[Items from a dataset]
---

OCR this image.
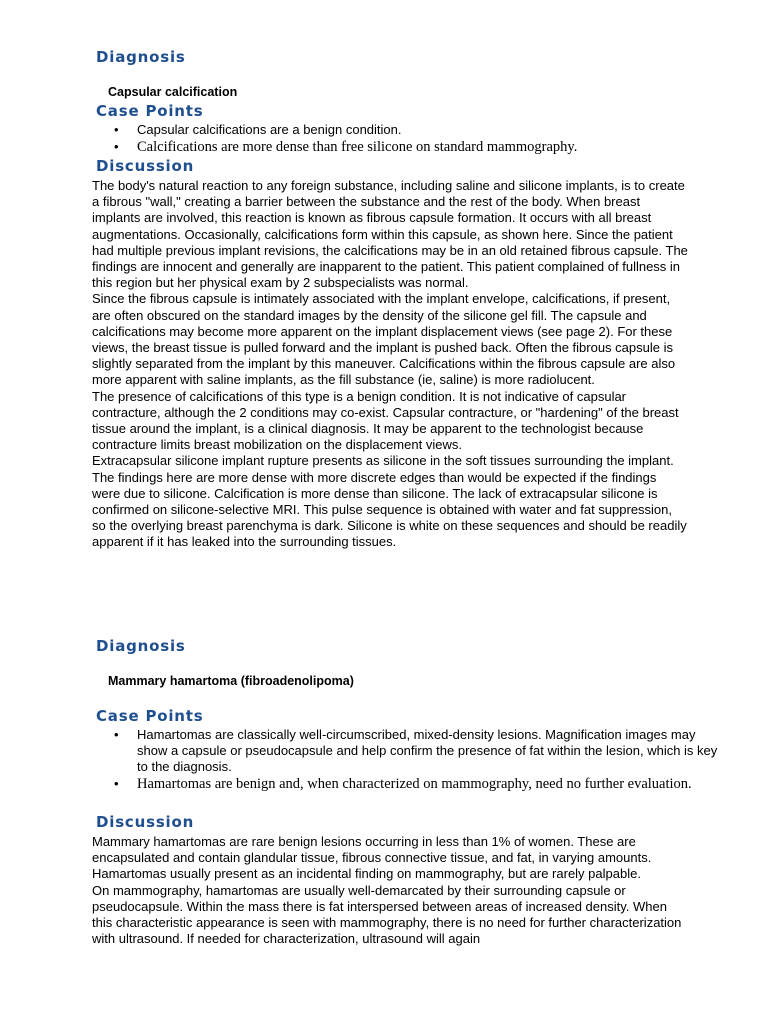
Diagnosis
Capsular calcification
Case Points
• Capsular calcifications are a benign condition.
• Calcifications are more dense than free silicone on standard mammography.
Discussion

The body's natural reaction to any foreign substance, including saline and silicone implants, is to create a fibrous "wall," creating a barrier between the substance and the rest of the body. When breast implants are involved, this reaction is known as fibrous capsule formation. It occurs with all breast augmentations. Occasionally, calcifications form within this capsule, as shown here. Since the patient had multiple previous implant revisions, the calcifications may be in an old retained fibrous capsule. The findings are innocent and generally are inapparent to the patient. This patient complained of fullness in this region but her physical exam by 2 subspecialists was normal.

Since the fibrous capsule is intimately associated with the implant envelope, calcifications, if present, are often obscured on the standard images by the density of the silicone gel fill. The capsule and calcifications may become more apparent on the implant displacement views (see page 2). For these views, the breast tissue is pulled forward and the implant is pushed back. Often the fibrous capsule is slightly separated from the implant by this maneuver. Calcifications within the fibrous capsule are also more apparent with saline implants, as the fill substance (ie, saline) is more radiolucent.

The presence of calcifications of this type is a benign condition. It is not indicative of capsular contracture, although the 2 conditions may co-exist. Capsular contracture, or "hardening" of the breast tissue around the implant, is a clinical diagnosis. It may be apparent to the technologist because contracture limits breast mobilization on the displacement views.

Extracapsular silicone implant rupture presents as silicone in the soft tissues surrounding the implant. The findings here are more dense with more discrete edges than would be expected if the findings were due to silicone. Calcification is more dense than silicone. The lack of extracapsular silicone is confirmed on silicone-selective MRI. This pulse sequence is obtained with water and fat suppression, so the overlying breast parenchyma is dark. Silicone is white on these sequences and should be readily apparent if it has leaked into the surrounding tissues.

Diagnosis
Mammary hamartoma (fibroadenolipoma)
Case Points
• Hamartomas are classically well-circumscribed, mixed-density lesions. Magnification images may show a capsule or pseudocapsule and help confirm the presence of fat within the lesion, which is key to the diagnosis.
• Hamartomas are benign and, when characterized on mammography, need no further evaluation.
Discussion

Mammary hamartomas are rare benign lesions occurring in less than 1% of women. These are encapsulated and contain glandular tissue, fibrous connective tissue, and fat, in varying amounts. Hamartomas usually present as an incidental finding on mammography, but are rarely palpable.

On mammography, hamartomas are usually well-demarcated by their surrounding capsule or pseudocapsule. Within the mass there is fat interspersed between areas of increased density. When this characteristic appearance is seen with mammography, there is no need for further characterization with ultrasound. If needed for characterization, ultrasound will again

---

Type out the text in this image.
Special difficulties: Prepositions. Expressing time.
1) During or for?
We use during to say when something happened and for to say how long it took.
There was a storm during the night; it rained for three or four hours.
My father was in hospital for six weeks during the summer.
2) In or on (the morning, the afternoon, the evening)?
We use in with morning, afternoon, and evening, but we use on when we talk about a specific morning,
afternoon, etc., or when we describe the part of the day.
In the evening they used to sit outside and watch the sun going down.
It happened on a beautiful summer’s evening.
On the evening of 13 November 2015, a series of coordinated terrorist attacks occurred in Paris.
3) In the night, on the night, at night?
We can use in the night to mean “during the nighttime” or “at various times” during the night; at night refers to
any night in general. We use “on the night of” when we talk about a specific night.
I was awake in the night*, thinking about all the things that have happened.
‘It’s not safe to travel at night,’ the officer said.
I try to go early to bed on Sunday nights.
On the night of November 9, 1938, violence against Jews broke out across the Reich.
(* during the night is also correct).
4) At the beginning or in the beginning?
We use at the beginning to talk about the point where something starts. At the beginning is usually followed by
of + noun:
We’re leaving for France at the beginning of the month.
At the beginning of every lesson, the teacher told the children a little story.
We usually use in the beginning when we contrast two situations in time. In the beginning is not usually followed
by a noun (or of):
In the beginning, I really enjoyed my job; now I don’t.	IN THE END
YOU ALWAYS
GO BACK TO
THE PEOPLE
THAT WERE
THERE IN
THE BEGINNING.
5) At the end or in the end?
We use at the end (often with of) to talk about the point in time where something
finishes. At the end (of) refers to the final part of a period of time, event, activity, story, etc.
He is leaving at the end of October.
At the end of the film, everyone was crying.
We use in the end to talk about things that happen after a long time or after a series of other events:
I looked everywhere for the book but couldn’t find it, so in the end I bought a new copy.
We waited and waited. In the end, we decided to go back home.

---

◆ Work required
Search the preceding listing for "images" and extract every line where it is found.

◆ Exercise solution
Since the fibrous capsule is intimately associated with the implant envelope, calcifications, if present, are often obscured on the standard images by the density of the silicone gel fill. The capsule and calcifications may become more apparent on the implant displacement views (see page 2). For these views, the breast tissue is pulled forward and the implant is pushed back. Often the fibrous capsule is slightly separated from the implant by this maneuver. Calcifications within the fibrous capsule are also more apparent with saline implants, as the fill substance (ie, saline) is more radiolucent.
• Hamartomas are classically well-circumscribed, mixed-density lesions. Magnification images may show a capsule or pseudocapsule and help confirm the presence of fat within the lesion, which is key to the diagnosis.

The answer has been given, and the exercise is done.